| DIRECTIVE |
Reproduce all entries precisely, down to the last character.

| RECORD EXTRACTS |
· · ·

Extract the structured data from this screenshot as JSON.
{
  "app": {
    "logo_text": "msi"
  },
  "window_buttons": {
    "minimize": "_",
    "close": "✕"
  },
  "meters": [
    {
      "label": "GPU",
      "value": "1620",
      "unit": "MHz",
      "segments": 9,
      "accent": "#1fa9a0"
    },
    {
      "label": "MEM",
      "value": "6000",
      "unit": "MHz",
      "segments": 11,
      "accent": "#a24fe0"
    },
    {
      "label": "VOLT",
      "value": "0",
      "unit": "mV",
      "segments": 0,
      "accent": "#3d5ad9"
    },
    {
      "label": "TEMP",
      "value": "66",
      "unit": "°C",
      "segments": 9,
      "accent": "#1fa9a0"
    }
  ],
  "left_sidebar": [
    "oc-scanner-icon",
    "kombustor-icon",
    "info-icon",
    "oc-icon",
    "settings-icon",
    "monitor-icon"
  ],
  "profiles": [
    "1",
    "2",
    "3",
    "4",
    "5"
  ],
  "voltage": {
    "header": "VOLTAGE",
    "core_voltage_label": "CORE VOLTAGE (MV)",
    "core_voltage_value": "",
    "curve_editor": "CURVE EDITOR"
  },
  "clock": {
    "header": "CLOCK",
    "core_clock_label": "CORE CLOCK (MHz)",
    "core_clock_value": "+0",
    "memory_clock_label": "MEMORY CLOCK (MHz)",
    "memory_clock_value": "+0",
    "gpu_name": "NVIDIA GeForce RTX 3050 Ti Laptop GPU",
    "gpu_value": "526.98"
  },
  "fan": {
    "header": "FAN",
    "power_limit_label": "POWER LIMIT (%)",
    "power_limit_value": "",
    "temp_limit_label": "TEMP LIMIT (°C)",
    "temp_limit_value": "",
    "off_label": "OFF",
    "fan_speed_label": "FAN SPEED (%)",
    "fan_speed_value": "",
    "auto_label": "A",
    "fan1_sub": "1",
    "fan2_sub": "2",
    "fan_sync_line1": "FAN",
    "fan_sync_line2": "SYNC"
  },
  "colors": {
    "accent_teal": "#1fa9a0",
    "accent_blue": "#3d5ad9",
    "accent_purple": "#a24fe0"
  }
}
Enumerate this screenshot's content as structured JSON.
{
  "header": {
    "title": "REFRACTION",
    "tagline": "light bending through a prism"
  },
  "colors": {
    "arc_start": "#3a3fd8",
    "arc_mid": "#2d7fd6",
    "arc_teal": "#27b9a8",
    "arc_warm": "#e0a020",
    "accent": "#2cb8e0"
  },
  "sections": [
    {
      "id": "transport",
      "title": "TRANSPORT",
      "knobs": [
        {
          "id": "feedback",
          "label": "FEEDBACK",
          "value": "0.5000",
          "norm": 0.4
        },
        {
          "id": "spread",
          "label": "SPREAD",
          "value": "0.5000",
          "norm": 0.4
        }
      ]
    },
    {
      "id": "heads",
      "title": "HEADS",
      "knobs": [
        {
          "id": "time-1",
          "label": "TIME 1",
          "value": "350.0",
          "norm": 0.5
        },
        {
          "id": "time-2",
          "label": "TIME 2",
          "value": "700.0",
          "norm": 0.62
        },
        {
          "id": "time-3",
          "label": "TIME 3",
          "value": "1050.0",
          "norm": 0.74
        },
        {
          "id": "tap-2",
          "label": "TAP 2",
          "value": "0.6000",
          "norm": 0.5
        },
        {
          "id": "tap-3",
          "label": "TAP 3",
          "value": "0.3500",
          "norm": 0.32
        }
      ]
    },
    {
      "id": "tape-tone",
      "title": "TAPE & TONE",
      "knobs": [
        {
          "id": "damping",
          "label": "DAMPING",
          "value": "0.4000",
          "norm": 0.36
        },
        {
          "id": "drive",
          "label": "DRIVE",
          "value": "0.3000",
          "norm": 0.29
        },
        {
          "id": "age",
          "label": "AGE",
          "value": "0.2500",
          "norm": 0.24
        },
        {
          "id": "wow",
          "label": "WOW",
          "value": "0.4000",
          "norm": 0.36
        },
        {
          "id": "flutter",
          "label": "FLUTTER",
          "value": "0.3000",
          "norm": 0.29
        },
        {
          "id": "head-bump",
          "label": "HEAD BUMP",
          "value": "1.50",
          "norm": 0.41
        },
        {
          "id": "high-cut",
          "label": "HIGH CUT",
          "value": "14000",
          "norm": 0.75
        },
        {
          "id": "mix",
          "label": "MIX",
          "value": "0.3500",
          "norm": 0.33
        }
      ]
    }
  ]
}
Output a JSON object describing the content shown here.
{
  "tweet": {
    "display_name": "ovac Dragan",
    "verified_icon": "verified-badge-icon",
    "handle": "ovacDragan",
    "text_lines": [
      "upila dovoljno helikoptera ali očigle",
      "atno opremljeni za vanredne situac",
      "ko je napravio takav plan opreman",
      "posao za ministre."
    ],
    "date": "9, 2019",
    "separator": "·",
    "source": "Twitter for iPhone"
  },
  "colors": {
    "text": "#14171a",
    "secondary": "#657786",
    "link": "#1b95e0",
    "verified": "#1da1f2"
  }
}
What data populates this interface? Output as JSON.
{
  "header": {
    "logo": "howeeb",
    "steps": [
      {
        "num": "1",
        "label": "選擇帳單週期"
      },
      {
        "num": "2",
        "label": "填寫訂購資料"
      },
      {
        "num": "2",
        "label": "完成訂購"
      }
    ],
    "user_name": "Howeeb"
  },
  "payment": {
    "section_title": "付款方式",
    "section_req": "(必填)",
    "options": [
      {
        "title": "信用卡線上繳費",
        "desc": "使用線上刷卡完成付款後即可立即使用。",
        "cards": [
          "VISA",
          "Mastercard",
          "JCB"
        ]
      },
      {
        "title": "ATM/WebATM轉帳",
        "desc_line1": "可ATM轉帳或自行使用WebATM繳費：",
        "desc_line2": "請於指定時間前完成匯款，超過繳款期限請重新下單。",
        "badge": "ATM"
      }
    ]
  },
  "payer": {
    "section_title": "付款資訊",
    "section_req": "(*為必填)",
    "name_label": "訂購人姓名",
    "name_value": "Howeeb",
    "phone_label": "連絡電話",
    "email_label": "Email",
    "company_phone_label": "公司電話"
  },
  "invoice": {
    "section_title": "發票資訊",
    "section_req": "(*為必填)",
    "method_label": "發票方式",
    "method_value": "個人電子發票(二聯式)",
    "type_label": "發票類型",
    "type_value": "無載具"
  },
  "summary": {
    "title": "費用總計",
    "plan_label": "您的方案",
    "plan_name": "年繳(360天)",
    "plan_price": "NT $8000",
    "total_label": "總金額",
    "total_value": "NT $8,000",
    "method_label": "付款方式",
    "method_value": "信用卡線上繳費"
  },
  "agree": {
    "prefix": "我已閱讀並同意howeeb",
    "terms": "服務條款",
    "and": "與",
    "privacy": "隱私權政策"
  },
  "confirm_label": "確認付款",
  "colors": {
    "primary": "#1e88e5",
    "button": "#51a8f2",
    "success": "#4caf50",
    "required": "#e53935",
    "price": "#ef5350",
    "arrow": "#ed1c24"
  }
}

· · ·

| SOLUTION TO THIS TASK |
Extract the structured data from this screenshot as JSON.
{
  "app": {
    "logo_text": "msi"
  },
  "window_buttons": {
    "minimize": "_",
    "close": "✕"
  },
  "meters": [
    {
      "label": "GPU",
      "value": "1620",
      "unit": "MHz",
      "segments": 9,
      "accent": "#1fa9a0"
    },
    {
      "label": "MEM",
      "value": "6000",
      "unit": "MHz",
      "segments": 11,
      "accent": "#a24fe0"
    },
    {
      "label": "VOLT",
      "value": "0",
      "unit": "mV",
      "segments": 0,
      "accent": "#3d5ad9"
    },
    {
      "label": "TEMP",
      "value": "66",
      "unit": "°C",
      "segments": 9,
      "accent": "#1fa9a0"
    }
  ],
  "left_sidebar": [
    "oc-scanner-icon",
    "kombustor-icon",
    "info-icon",
    "oc-icon",
    "settings-icon",
    "monitor-icon"
  ],
  "profiles": [
    "1",
    "2",
    "3",
    "4",
    "5"
  ],
  "voltage": {
    "header": "VOLTAGE",
    "core_voltage_label": "CORE VOLTAGE (MV)",
    "core_voltage_value": "",
    "curve_editor": "CURVE EDITOR"
  },
  "clock": {
    "header": "CLOCK",
    "core_clock_label": "CORE CLOCK (MHz)",
    "core_clock_value": "+0",
    "memory_clock_label": "MEMORY CLOCK (MHz)",
    "memory_clock_value": "+0",
    "gpu_name": "NVIDIA GeForce RTX 3050 Ti Laptop GPU",
    "gpu_value": "526.98"
  },
  "fan": {
    "header": "FAN",
    "power_limit_label": "POWER LIMIT (%)",
    "power_limit_value": "",
    "temp_limit_label": "TEMP LIMIT (°C)",
    "temp_limit_value": "",
    "off_label": "OFF",
    "fan_speed_label": "FAN SPEED (%)",
    "fan_speed_value": "",
    "auto_label": "A",
    "fan1_sub": "1",
    "fan2_sub": "2",
    "fan_sync_line1": "FAN",
    "fan_sync_line2": "SYNC"
  },
  "colors": {
    "accent_teal": "#1fa9a0",
    "accent_blue": "#3d5ad9",
    "accent_purple": "#a24fe0"
  }
}
Enumerate this screenshot's content as structured JSON.
{
  "header": {
    "title": "REFRACTION",
    "tagline": "light bending through a prism"
  },
  "colors": {
    "arc_start": "#3a3fd8",
    "arc_mid": "#2d7fd6",
    "arc_teal": "#27b9a8",
    "arc_warm": "#e0a020",
    "accent": "#2cb8e0"
  },
  "sections": [
    {
      "id": "transport",
      "title": "TRANSPORT",
      "knobs": [
        {
          "id": "feedback",
          "label": "FEEDBACK",
          "value": "0.5000",
          "norm": 0.4
        },
        {
          "id": "spread",
          "label": "SPREAD",
          "value": "0.5000",
          "norm": 0.4
        }
      ]
    },
    {
      "id": "heads",
      "title": "HEADS",
      "knobs": [
        {
          "id": "time-1",
          "label": "TIME 1",
          "value": "350.0",
          "norm": 0.5
        },
        {
          "id": "time-2",
          "label": "TIME 2",
          "value": "700.0",
          "norm": 0.62
        },
        {
          "id": "time-3",
          "label": "TIME 3",
          "value": "1050.0",
          "norm": 0.74
        },
        {
          "id": "tap-2",
          "label": "TAP 2",
          "value": "0.6000",
          "norm": 0.5
        },
        {
          "id": "tap-3",
          "label": "TAP 3",
          "value": "0.3500",
          "norm": 0.32
        }
      ]
    },
    {
      "id": "tape-tone",
      "title": "TAPE & TONE",
      "knobs": [
        {
          "id": "damping",
          "label": "DAMPING",
          "value": "0.4000",
          "norm": 0.36
        },
        {
          "id": "drive",
          "label": "DRIVE",
          "value": "0.3000",
          "norm": 0.29
        },
        {
          "id": "age",
          "label": "AGE",
          "value": "0.2500",
          "norm": 0.24
        },
        {
          "id": "wow",
          "label": "WOW",
          "value": "0.4000",
          "norm": 0.36
        },
        {
          "id": "flutter",
          "label": "FLUTTER",
          "value": "0.3000",
          "norm": 0.29
        },
        {
          "id": "head-bump",
          "label": "HEAD BUMP",
          "value": "1.50",
          "norm": 0.41
        },
        {
          "id": "high-cut",
          "label": "HIGH CUT",
          "value": "14000",
          "norm": 0.75
        },
        {
          "id": "mix",
          "label": "MIX",
          "value": "0.3500",
          "norm": 0.33
        }
      ]
    }
  ]
}
Output a JSON object describing the content shown here.
{
  "tweet": {
    "display_name": "ovac Dragan",
    "verified_icon": "verified-badge-icon",
    "handle": "ovacDragan",
    "text_lines": [
      "upila dovoljno helikoptera ali očigle",
      "atno opremljeni za vanredne situac",
      "ko je napravio takav plan opreman",
      "posao za ministre."
    ],
    "date": "9, 2019",
    "separator": "·",
    "source": "Twitter for iPhone"
  },
  "colors": {
    "text": "#14171a",
    "secondary": "#657786",
    "link": "#1b95e0",
    "verified": "#1da1f2"
  }
}
What data populates this interface? Output as JSON.
{
  "header": {
    "logo": "howeeb",
    "steps": [
      {
        "num": "1",
        "label": "選擇帳單週期"
      },
      {
        "num": "2",
        "label": "填寫訂購資料"
      },
      {
        "num": "2",
        "label": "完成訂購"
      }
    ],
    "user_name": "Howeeb"
  },
  "payment": {
    "section_title": "付款方式",
    "section_req": "(必填)",
    "options": [
      {
        "title": "信用卡線上繳費",
        "desc": "使用線上刷卡完成付款後即可立即使用。",
        "cards": [
          "VISA",
          "Mastercard",
          "JCB"
        ]
      },
      {
        "title": "ATM/WebATM轉帳",
        "desc_line1": "可ATM轉帳或自行使用WebATM繳費：",
        "desc_line2": "請於指定時間前完成匯款，超過繳款期限請重新下單。",
        "badge": "ATM"
      }
    ]
  },
  "payer": {
    "section_title": "付款資訊",
    "section_req": "(*為必填)",
    "name_label": "訂購人姓名",
    "name_value": "Howeeb",
    "phone_label": "連絡電話",
    "email_label": "Email",
    "company_phone_label": "公司電話"
  },
  "invoice": {
    "section_title": "發票資訊",
    "section_req": "(*為必填)",
    "method_label": "發票方式",
    "method_value": "個人電子發票(二聯式)",
    "type_label": "發票類型",
    "type_value": "無載具"
  },
  "summary": {
    "title": "費用總計",
    "plan_label": "您的方案",
    "plan_name": "年繳(360天)",
    "plan_price": "NT $8000",
    "total_label": "總金額",
    "total_value": "NT $8,000",
    "method_label": "付款方式",
    "method_value": "信用卡線上繳費"
  },
  "agree": {
    "prefix": "我已閱讀並同意howeeb",
    "terms": "服務條款",
    "and": "與",
    "privacy": "隱私權政策"
  },
  "confirm_label": "確認付款",
  "colors": {
    "primary": "#1e88e5",
    "button": "#51a8f2",
    "success": "#4caf50",
    "required": "#e53935",
    "price": "#ef5350",
    "arrow": "#ed1c24"
  }
}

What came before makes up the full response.